- **Record list**
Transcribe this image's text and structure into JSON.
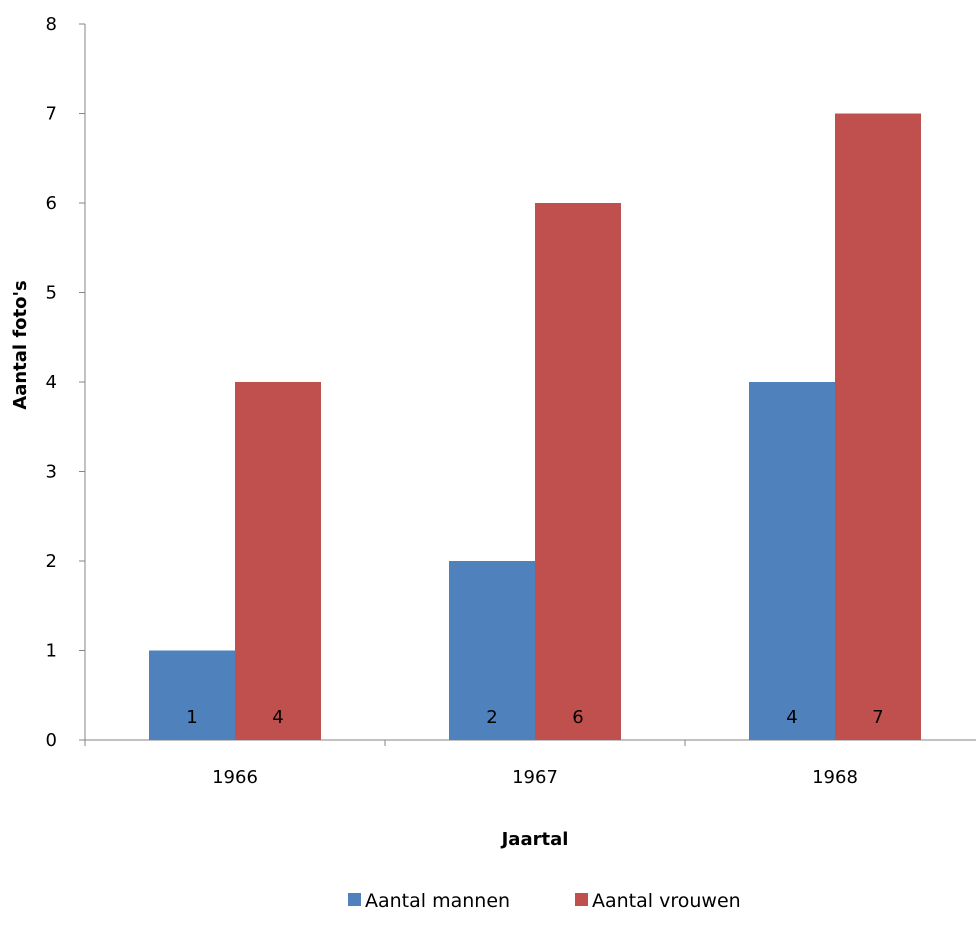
{
  "chart_data": {
    "type": "bar",
    "title": "",
    "xlabel": "Jaartal",
    "ylabel": "Aantal foto's",
    "categories": [
      "1966",
      "1967",
      "1968"
    ],
    "series": [
      {
        "name": "Aantal mannen",
        "values": [
          1,
          2,
          4
        ],
        "color": "#4F81BD"
      },
      {
        "name": "Aantal vrouwen",
        "values": [
          4,
          6,
          7
        ],
        "color": "#C0504D"
      }
    ],
    "ylim": [
      0,
      8
    ],
    "yticks": [
      0,
      1,
      2,
      3,
      4,
      5,
      6,
      7,
      8
    ],
    "grid": false,
    "data_labels": true,
    "legend_position": "bottom"
  }
}
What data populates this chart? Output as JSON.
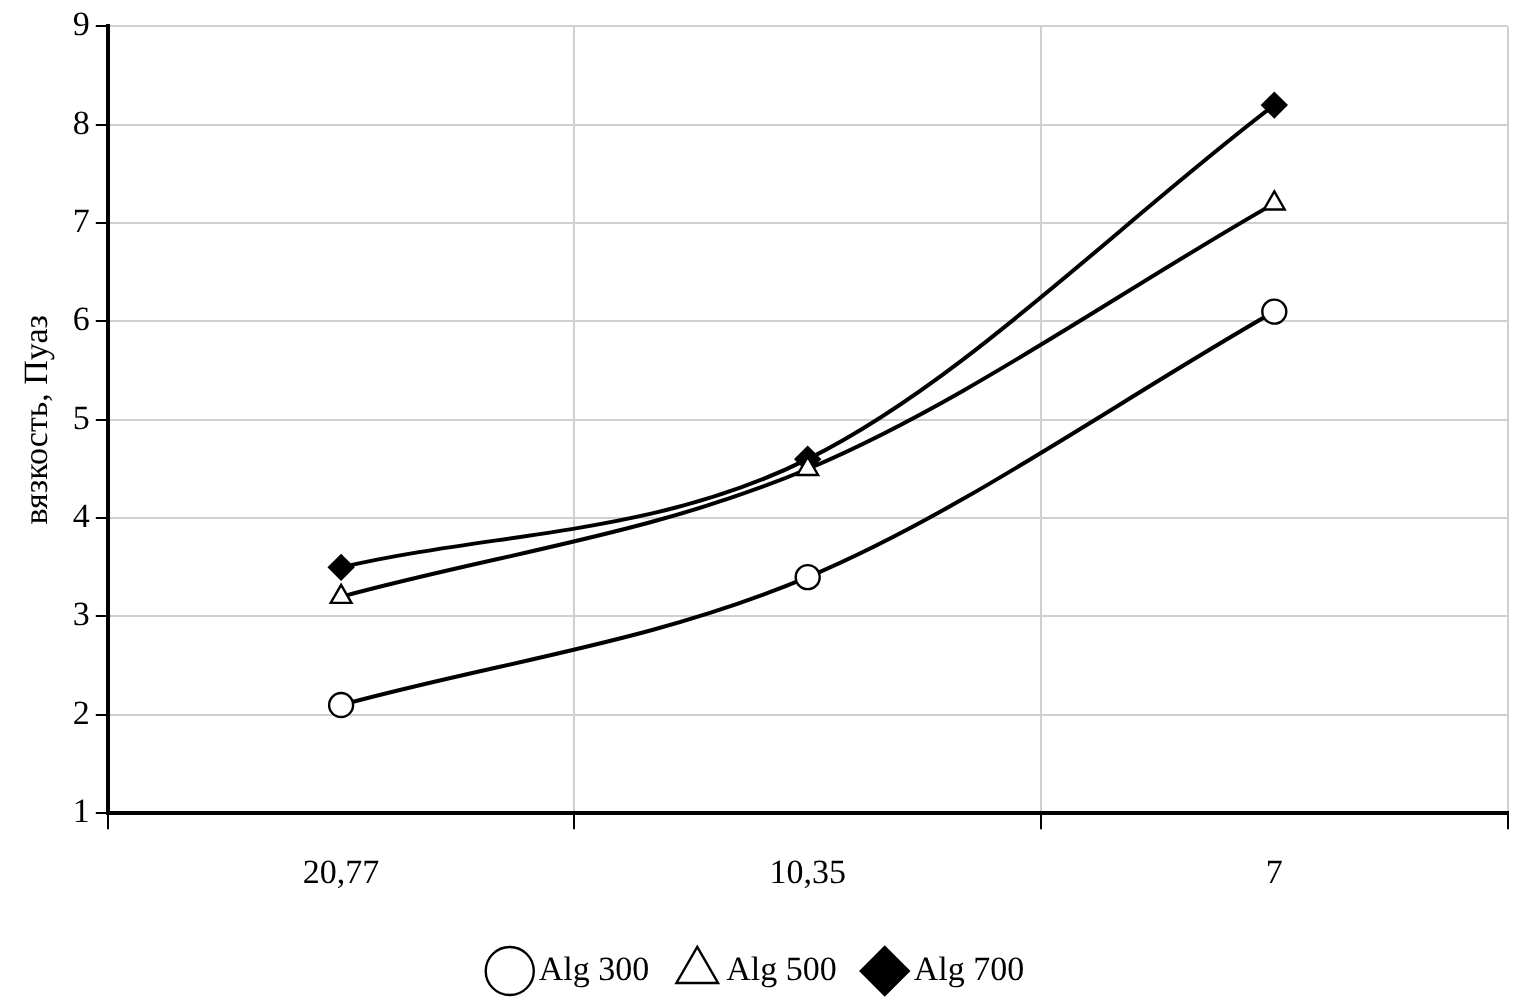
{
  "chart_data": {
    "type": "line",
    "ylabel": "вязкость, Пуаз",
    "categories": [
      "20,77",
      "10,35",
      "7"
    ],
    "series": [
      {
        "name": "Alg 300",
        "color": "#000000",
        "marker": "circle",
        "values": [
          2.1,
          3.4,
          6.1
        ]
      },
      {
        "name": "Alg 500",
        "color": "#000000",
        "marker": "triangle",
        "values": [
          3.2,
          4.5,
          7.2
        ]
      },
      {
        "name": "Alg 700",
        "color": "#000000",
        "marker": "diamond",
        "values": [
          3.5,
          4.6,
          8.2
        ]
      }
    ],
    "ylim": [
      1,
      9
    ],
    "yticks": [
      1,
      2,
      3,
      4,
      5,
      6,
      7,
      8,
      9
    ],
    "grid": true,
    "legend": "bottom"
  }
}
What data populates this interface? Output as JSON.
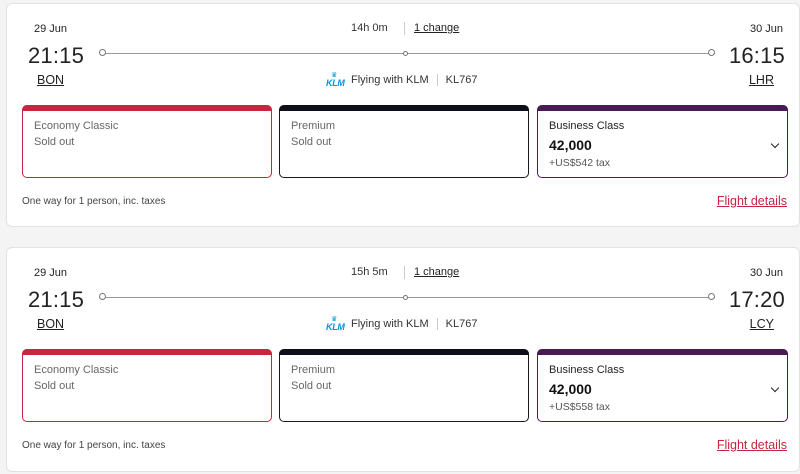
{
  "carrier_label": "Flying with KLM",
  "carrier_logo_text": "KLM",
  "fare_note": "One way for 1 person, inc. taxes",
  "details_link": "Flight details",
  "colors": {
    "economy": "#c8253e",
    "premium": "#0e0f1a",
    "business": "#4a1a55",
    "link": "#c8253e"
  },
  "flights": [
    {
      "dep_date": "29 Jun",
      "dep_time": "21:15",
      "dep_code": "BON",
      "arr_date": "30 Jun",
      "arr_time": "16:15",
      "arr_code": "LHR",
      "duration": "14h 0m",
      "changes": "1 change",
      "flight_number": "KL767",
      "fares": {
        "economy": {
          "name": "Economy Classic",
          "status": "Sold out"
        },
        "premium": {
          "name": "Premium",
          "status": "Sold out"
        },
        "business": {
          "name": "Business Class",
          "points": "42,000",
          "tax": "+US$542 tax"
        }
      }
    },
    {
      "dep_date": "29 Jun",
      "dep_time": "21:15",
      "dep_code": "BON",
      "arr_date": "30 Jun",
      "arr_time": "17:20",
      "arr_code": "LCY",
      "duration": "15h 5m",
      "changes": "1 change",
      "flight_number": "KL767",
      "fares": {
        "economy": {
          "name": "Economy Classic",
          "status": "Sold out"
        },
        "premium": {
          "name": "Premium",
          "status": "Sold out"
        },
        "business": {
          "name": "Business Class",
          "points": "42,000",
          "tax": "+US$558 tax"
        }
      }
    }
  ]
}
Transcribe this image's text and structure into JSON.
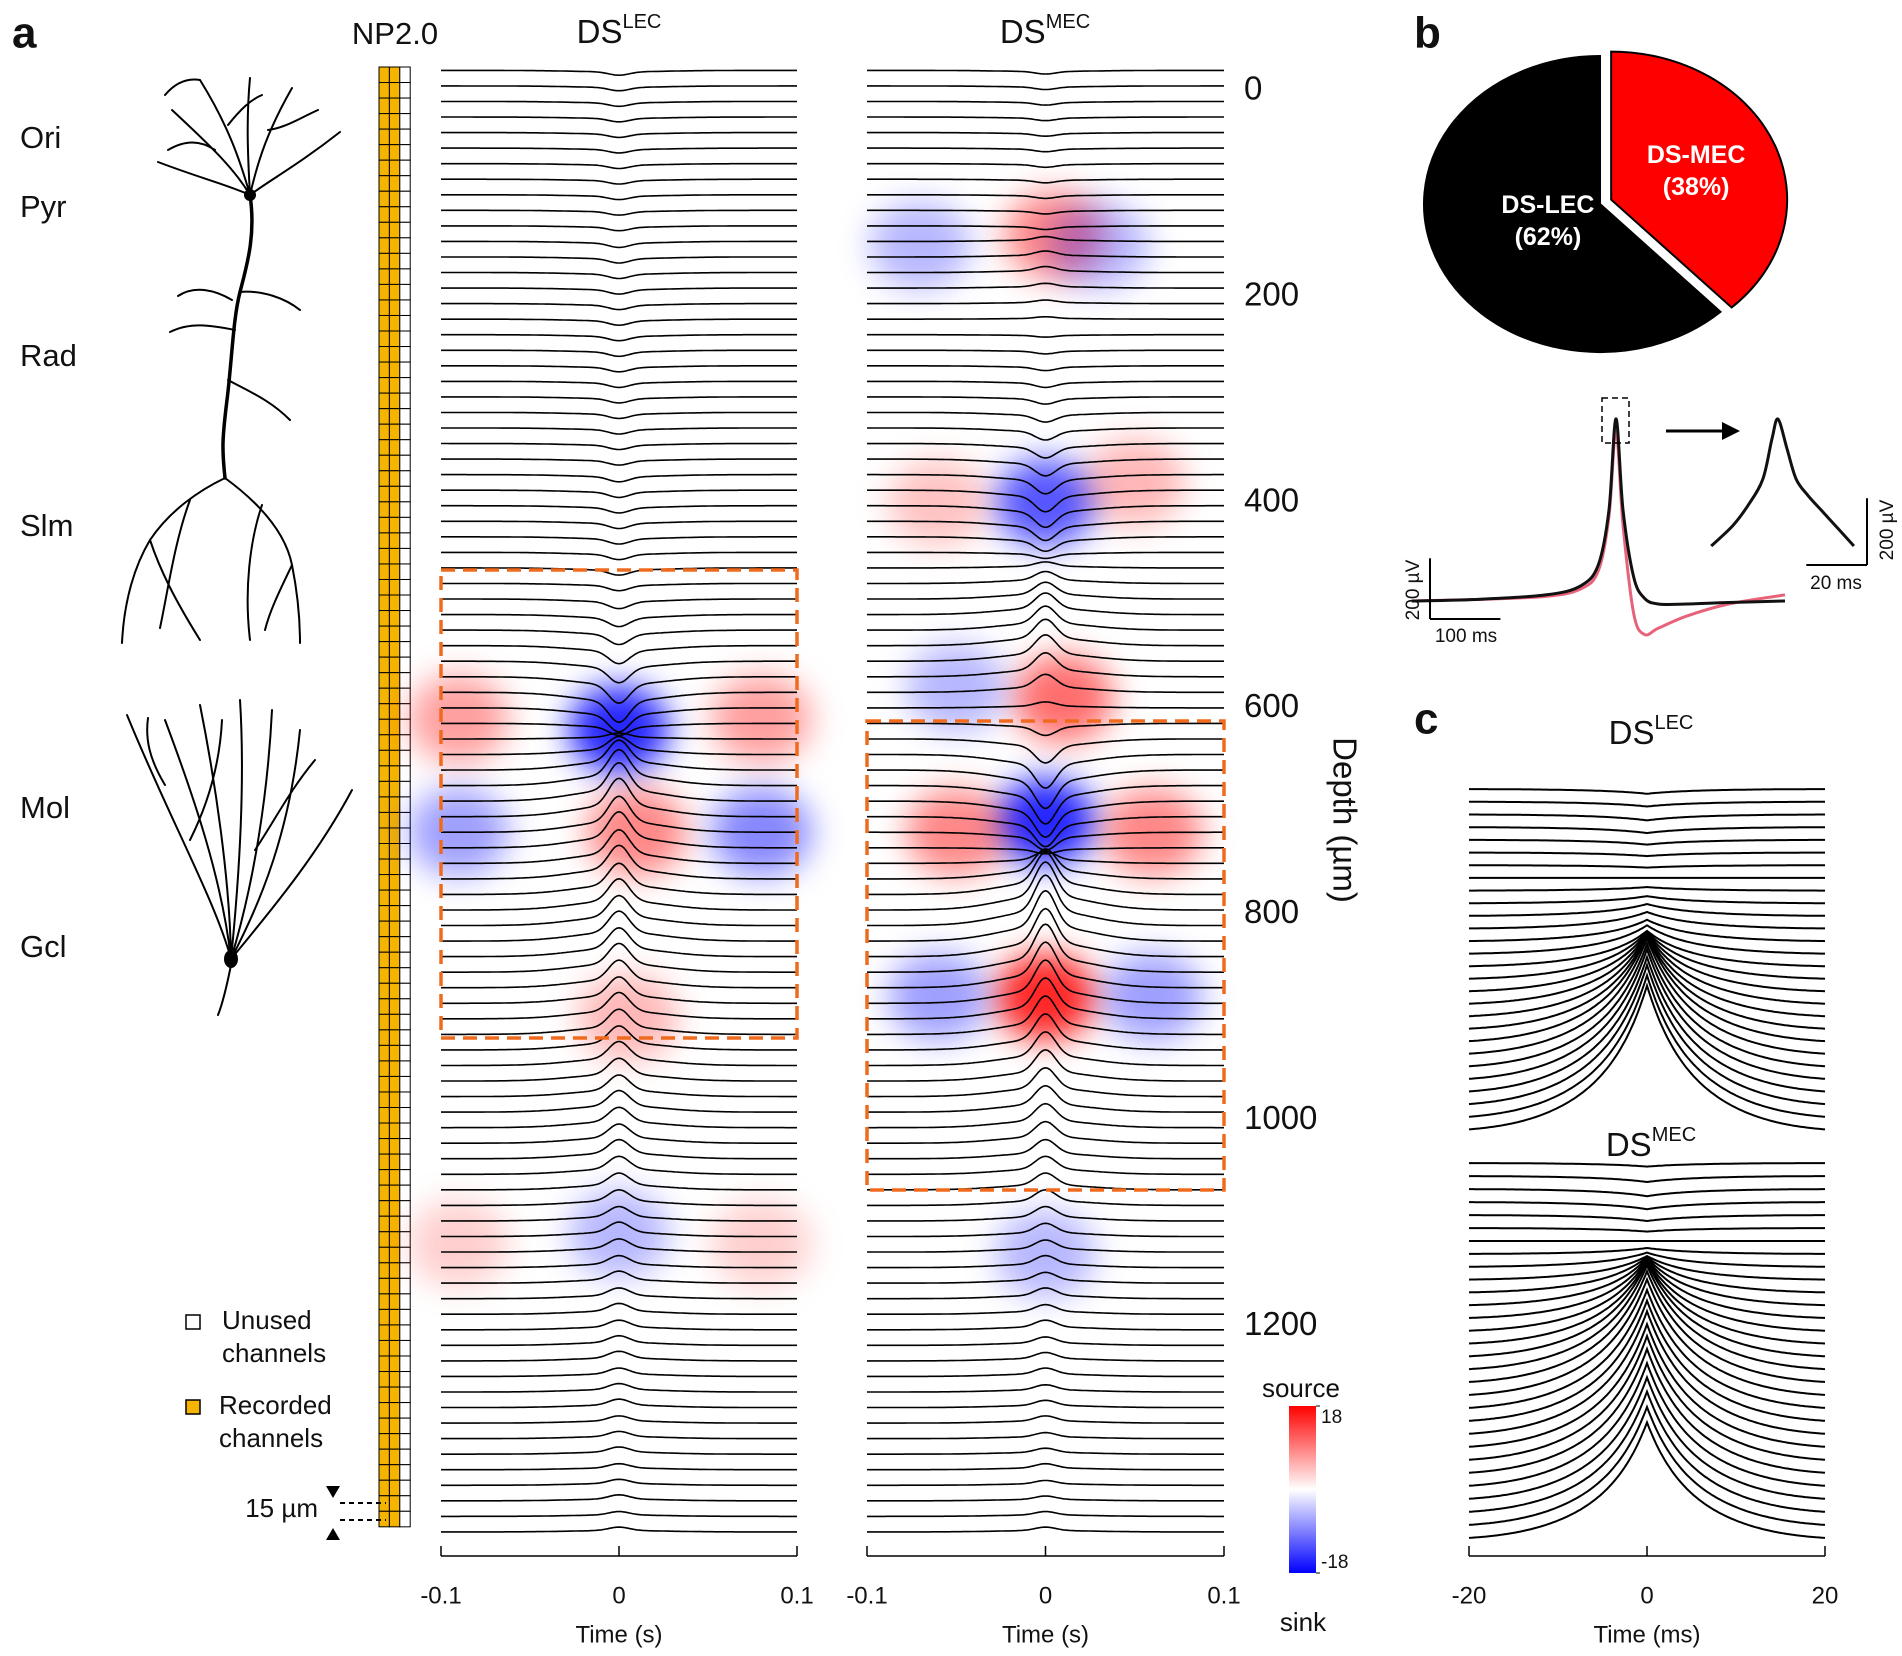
{
  "panel_labels": [
    "a",
    "b",
    "c"
  ],
  "anatomy": {
    "layers": [
      "Ori",
      "Pyr",
      "Rad",
      "Slm",
      "Mol",
      "Gcl"
    ],
    "probe_title": "NP2.0",
    "legend": [
      {
        "lines": [
          "Unused",
          "channels"
        ]
      },
      {
        "lines": [
          "Recorded",
          "channels"
        ]
      }
    ],
    "spacing_label": "15 µm"
  },
  "chart_data": [
    {
      "type": "traces",
      "title": {
        "main": "DS",
        "sup": "LEC"
      },
      "xlim": [
        -0.1,
        0.1
      ],
      "xticks": [
        -0.1,
        0,
        0.1
      ],
      "xlabel": "Time (s)",
      "ylim": [
        -20,
        1400
      ],
      "amplitudes": [
        -4,
        -4,
        -4,
        -4,
        -4,
        -4,
        -4,
        -4,
        -4,
        -4,
        -4,
        -5,
        -5,
        -5,
        -5,
        -5,
        -5,
        -5,
        -5,
        -5,
        -5,
        -5,
        -5,
        -5,
        -5,
        -5,
        -6,
        -6,
        -6,
        -6,
        -6,
        -6,
        -6,
        -6,
        -8,
        -10,
        -12,
        -15,
        -18,
        -22,
        -25,
        -20,
        -10,
        5,
        15,
        25,
        30,
        32,
        32,
        30,
        30,
        28,
        28,
        26,
        26,
        25,
        25,
        24,
        24,
        23,
        22,
        22,
        21,
        20,
        20,
        19,
        18,
        18,
        17,
        16,
        16,
        15,
        14,
        13,
        12,
        12,
        11,
        10,
        10,
        9,
        9,
        8,
        8,
        8,
        7,
        7,
        7,
        6,
        6,
        6,
        5,
        5,
        5,
        4,
        4
      ],
      "csd": [
        {
          "t": 0,
          "depth": 620,
          "value": -18
        },
        {
          "t": -0.09,
          "depth": 610,
          "value": 8
        },
        {
          "t": 0.08,
          "depth": 610,
          "value": 8
        },
        {
          "t": 0.01,
          "depth": 720,
          "value": 10
        },
        {
          "t": -0.09,
          "depth": 720,
          "value": -8
        },
        {
          "t": 0.08,
          "depth": 720,
          "value": -10
        },
        {
          "t": 0.005,
          "depth": 900,
          "value": 6
        },
        {
          "t": 0,
          "depth": 1110,
          "value": -6
        },
        {
          "t": -0.09,
          "depth": 1120,
          "value": 4
        },
        {
          "t": 0.08,
          "depth": 1120,
          "value": 4
        }
      ]
    },
    {
      "type": "traces",
      "title": {
        "main": "DS",
        "sup": "MEC"
      },
      "xlim": [
        -0.1,
        0.1
      ],
      "xticks": [
        -0.1,
        0,
        0.1
      ],
      "xlabel": "Time (s)",
      "ylim": [
        -20,
        1400
      ],
      "yticks": [
        0,
        200,
        400,
        600,
        800,
        1000,
        1200
      ],
      "ylabel": "Depth (µm)",
      "amplitudes": [
        -3,
        -3,
        -3,
        -3,
        -3,
        -3,
        -3,
        -3,
        -3,
        -3,
        -3,
        4,
        5,
        5,
        4,
        3,
        2,
        -2,
        -3,
        -4,
        -5,
        -6,
        -8,
        -10,
        -12,
        -14,
        -16,
        -18,
        -18,
        -16,
        -12,
        -5,
        5,
        10,
        14,
        18,
        20,
        22,
        22,
        20,
        15,
        5,
        -10,
        -20,
        -28,
        -32,
        -32,
        -30,
        -25,
        -15,
        -5,
        10,
        25,
        35,
        40,
        42,
        42,
        40,
        40,
        38,
        36,
        34,
        32,
        30,
        28,
        26,
        24,
        22,
        20,
        18,
        16,
        15,
        14,
        13,
        12,
        11,
        10,
        10,
        9,
        9,
        8,
        8,
        7,
        7,
        7,
        6,
        6,
        6,
        5,
        5,
        5,
        4,
        4,
        4,
        4
      ],
      "csd": [
        {
          "t": 0.005,
          "depth": 140,
          "value": 10
        },
        {
          "t": -0.07,
          "depth": 150,
          "value": -6
        },
        {
          "t": 0.03,
          "depth": 150,
          "value": -6
        },
        {
          "t": 0,
          "depth": 400,
          "value": -14
        },
        {
          "t": 0.05,
          "depth": 380,
          "value": 6
        },
        {
          "t": -0.06,
          "depth": 400,
          "value": 5
        },
        {
          "t": 0.01,
          "depth": 590,
          "value": 12
        },
        {
          "t": -0.05,
          "depth": 580,
          "value": -6
        },
        {
          "t": 0,
          "depth": 710,
          "value": -18
        },
        {
          "t": -0.05,
          "depth": 720,
          "value": 10
        },
        {
          "t": 0.06,
          "depth": 720,
          "value": 10
        },
        {
          "t": 0,
          "depth": 880,
          "value": 18
        },
        {
          "t": -0.06,
          "depth": 880,
          "value": -8
        },
        {
          "t": 0.06,
          "depth": 880,
          "value": -8
        },
        {
          "t": 0,
          "depth": 1130,
          "value": -6
        }
      ],
      "colorbar": {
        "label_top": "source",
        "label_bottom": "sink",
        "lim": [
          -18,
          18
        ],
        "ticks": [
          -18,
          18
        ],
        "colormap": [
          "#0000ff",
          "#ffffff",
          "#ff0000"
        ]
      }
    },
    {
      "type": "pie",
      "categories": [
        "DS-LEC",
        "DS-MEC"
      ],
      "values": [
        62,
        38
      ],
      "value_labels": [
        "(62%)",
        "(38%)"
      ],
      "colors": [
        "#000000",
        "#ff0000"
      ]
    },
    {
      "type": "line",
      "x": [
        -290,
        -200,
        -100,
        -50,
        -25,
        -10,
        0,
        10,
        25,
        40,
        60,
        100,
        160,
        240
      ],
      "series": [
        {
          "color": "#111111",
          "values": [
            0,
            5,
            20,
            50,
            120,
            300,
            600,
            300,
            80,
            10,
            -10,
            -10,
            -5,
            0
          ]
        },
        {
          "color": "#e8637a",
          "values": [
            0,
            5,
            15,
            40,
            100,
            280,
            560,
            250,
            -40,
            -110,
            -90,
            -50,
            -10,
            20
          ]
        }
      ],
      "scalebars": [
        {
          "value": 200,
          "label": "200 µV"
        },
        {
          "value": 100,
          "label": "100 ms"
        }
      ]
    },
    {
      "type": "line",
      "x": [
        -22,
        -15,
        -10,
        -5,
        -2,
        0,
        3,
        6,
        10,
        15,
        20,
        25
      ],
      "series": [
        {
          "color": "#111111",
          "values": [
            0,
            60,
            120,
            200,
            320,
            380,
            290,
            200,
            150,
            100,
            50,
            0
          ]
        }
      ],
      "scalebars": [
        {
          "value": 200,
          "label": "200 µV"
        },
        {
          "value": 20,
          "label": "20 ms"
        }
      ]
    },
    {
      "type": "ctraces",
      "title": {
        "main": "DS",
        "sup": "LEC"
      },
      "xlim": [
        -20,
        20
      ],
      "amplitudes": [
        -4,
        -4,
        -5,
        -5,
        -4,
        -3,
        -2,
        0,
        3,
        6,
        10,
        14,
        18,
        24,
        30,
        40,
        50,
        60,
        70,
        80,
        90,
        98,
        104,
        110,
        114,
        118,
        120,
        122
      ]
    },
    {
      "type": "ctraces",
      "title": {
        "main": "DS",
        "sup": "MEC"
      },
      "xlim": [
        -20,
        20
      ],
      "xticks": [
        -20,
        0,
        20
      ],
      "xlabel": "Time (ms)",
      "amplitudes": [
        -3,
        -5,
        -6,
        -6,
        -5,
        -3,
        0,
        5,
        12,
        20,
        30,
        40,
        50,
        60,
        70,
        80,
        88,
        94,
        98,
        100,
        102,
        104,
        104,
        105,
        105,
        104,
        103,
        102,
        100,
        98
      ]
    }
  ]
}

- **What the task asks**
Scan the listing above. Collect all lines with the word "name".

- **Exercise solution**
        "name": "Aantal mannen",
        "name": "Aantal vrouwen",
        "name": "Alg 300",
        "name": "Alg 500",
        "name": "Alg 700",
          "name": "Economy Classic",
          "name": "Premium",
          "name": "Business Class",
          "name": "Economy Classic",
          "name": "Premium",
          "name": "Business Class",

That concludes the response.